Directive ::
Your task is to reproduce the entries below word for word.

* BEGIN Data shown *

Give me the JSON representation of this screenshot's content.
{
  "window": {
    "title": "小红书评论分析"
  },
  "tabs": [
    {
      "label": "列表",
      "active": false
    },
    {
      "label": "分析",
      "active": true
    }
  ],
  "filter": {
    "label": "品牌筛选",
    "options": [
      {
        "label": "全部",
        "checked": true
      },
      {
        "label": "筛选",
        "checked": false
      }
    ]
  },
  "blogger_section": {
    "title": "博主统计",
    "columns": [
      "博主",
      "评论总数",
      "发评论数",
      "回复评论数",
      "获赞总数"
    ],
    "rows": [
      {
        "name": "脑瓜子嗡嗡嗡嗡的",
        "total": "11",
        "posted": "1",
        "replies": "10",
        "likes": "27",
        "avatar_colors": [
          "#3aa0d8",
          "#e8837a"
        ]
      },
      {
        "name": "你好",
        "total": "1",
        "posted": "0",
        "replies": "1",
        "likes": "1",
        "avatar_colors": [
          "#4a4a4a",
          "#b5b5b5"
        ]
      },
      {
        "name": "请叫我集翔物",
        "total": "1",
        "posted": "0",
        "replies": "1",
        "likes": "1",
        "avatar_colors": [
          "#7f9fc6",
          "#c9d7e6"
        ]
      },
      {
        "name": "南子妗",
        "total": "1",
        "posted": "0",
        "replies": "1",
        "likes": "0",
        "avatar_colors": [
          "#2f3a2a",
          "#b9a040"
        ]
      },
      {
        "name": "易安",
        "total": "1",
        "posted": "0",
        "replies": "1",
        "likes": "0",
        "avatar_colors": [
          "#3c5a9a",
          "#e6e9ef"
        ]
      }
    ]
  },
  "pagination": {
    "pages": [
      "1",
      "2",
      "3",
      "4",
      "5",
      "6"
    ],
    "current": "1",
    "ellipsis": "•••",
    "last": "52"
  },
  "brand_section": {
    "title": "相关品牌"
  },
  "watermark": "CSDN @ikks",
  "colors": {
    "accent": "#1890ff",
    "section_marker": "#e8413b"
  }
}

* END Data shown *

The result ::
Give me the JSON representation of this screenshot's content.
{
  "window": {
    "title": "小红书评论分析"
  },
  "tabs": [
    {
      "label": "列表",
      "active": false
    },
    {
      "label": "分析",
      "active": true
    }
  ],
  "filter": {
    "label": "品牌筛选",
    "options": [
      {
        "label": "全部",
        "checked": true
      },
      {
        "label": "筛选",
        "checked": false
      }
    ]
  },
  "blogger_section": {
    "title": "博主统计",
    "columns": [
      "博主",
      "评论总数",
      "发评论数",
      "回复评论数",
      "获赞总数"
    ],
    "rows": [
      {
        "name": "脑瓜子嗡嗡嗡嗡的",
        "total": "11",
        "posted": "1",
        "replies": "10",
        "likes": "27",
        "avatar_colors": [
          "#3aa0d8",
          "#e8837a"
        ]
      },
      {
        "name": "你好",
        "total": "1",
        "posted": "0",
        "replies": "1",
        "likes": "1",
        "avatar_colors": [
          "#4a4a4a",
          "#b5b5b5"
        ]
      },
      {
        "name": "请叫我集翔物",
        "total": "1",
        "posted": "0",
        "replies": "1",
        "likes": "1",
        "avatar_colors": [
          "#7f9fc6",
          "#c9d7e6"
        ]
      },
      {
        "name": "南子妗",
        "total": "1",
        "posted": "0",
        "replies": "1",
        "likes": "0",
        "avatar_colors": [
          "#2f3a2a",
          "#b9a040"
        ]
      },
      {
        "name": "易安",
        "total": "1",
        "posted": "0",
        "replies": "1",
        "likes": "0",
        "avatar_colors": [
          "#3c5a9a",
          "#e6e9ef"
        ]
      }
    ]
  },
  "pagination": {
    "pages": [
      "1",
      "2",
      "3",
      "4",
      "5",
      "6"
    ],
    "current": "1",
    "ellipsis": "•••",
    "last": "52"
  },
  "brand_section": {
    "title": "相关品牌"
  },
  "watermark": "CSDN @ikks",
  "colors": {
    "accent": "#1890ff",
    "section_marker": "#e8413b"
  }
}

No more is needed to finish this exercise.